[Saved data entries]
***

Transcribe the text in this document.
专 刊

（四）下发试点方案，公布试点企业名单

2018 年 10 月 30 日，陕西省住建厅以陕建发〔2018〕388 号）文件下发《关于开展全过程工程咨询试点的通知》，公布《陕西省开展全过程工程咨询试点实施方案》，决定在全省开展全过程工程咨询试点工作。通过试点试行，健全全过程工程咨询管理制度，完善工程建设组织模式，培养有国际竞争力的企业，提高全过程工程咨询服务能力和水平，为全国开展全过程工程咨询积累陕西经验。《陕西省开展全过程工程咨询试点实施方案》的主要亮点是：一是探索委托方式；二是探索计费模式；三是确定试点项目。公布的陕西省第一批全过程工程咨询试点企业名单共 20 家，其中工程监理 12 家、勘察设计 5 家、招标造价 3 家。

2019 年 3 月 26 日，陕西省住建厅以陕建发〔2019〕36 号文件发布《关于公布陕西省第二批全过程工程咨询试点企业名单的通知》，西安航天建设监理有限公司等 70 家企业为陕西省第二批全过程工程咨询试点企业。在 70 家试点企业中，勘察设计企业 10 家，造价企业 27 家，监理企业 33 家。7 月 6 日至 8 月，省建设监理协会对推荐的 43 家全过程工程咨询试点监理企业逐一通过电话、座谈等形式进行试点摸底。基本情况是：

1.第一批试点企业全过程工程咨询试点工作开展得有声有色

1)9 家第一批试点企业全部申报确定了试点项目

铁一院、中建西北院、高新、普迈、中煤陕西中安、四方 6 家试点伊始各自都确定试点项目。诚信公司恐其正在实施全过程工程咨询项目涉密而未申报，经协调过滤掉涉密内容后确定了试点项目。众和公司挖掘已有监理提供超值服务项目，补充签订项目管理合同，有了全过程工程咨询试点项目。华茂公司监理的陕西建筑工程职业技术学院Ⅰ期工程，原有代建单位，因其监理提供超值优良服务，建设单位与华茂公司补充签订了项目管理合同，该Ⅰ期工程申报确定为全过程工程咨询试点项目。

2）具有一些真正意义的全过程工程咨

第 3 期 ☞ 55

***

Return all of the entries word for word.

→ **EXERCISE RESULT**:
Transcribe the text in this document.
专 刊

（四）下发试点方案，公布试点企业名单

2018 年 10 月 30 日，陕西省住建厅以陕建发〔2018〕388 号）文件下发《关于开展全过程工程咨询试点的通知》，公布《陕西省开展全过程工程咨询试点实施方案》，决定在全省开展全过程工程咨询试点工作。通过试点试行，健全全过程工程咨询管理制度，完善工程建设组织模式，培养有国际竞争力的企业，提高全过程工程咨询服务能力和水平，为全国开展全过程工程咨询积累陕西经验。《陕西省开展全过程工程咨询试点实施方案》的主要亮点是：一是探索委托方式；二是探索计费模式；三是确定试点项目。公布的陕西省第一批全过程工程咨询试点企业名单共 20 家，其中工程监理 12 家、勘察设计 5 家、招标造价 3 家。

2019 年 3 月 26 日，陕西省住建厅以陕建发〔2019〕36 号文件发布《关于公布陕西省第二批全过程工程咨询试点企业名单的通知》，西安航天建设监理有限公司等 70 家企业为陕西省第二批全过程工程咨询试点企业。在 70 家试点企业中，勘察设计企业 10 家，造价企业 27 家，监理企业 33 家。7 月 6 日至 8 月，省建设监理协会对推荐的 43 家全过程工程咨询试点监理企业逐一通过电话、座谈等形式进行试点摸底。基本情况是：

1.第一批试点企业全过程工程咨询试点工作开展得有声有色

1)9 家第一批试点企业全部申报确定了试点项目

铁一院、中建西北院、高新、普迈、中煤陕西中安、四方 6 家试点伊始各自都确定试点项目。诚信公司恐其正在实施全过程工程咨询项目涉密而未申报，经协调过滤掉涉密内容后确定了试点项目。众和公司挖掘已有监理提供超值服务项目，补充签订项目管理合同，有了全过程工程咨询试点项目。华茂公司监理的陕西建筑工程职业技术学院Ⅰ期工程，原有代建单位，因其监理提供超值优良服务，建设单位与华茂公司补充签订了项目管理合同，该Ⅰ期工程申报确定为全过程工程咨询试点项目。

2）具有一些真正意义的全过程工程咨

第 3 期 ☞ 55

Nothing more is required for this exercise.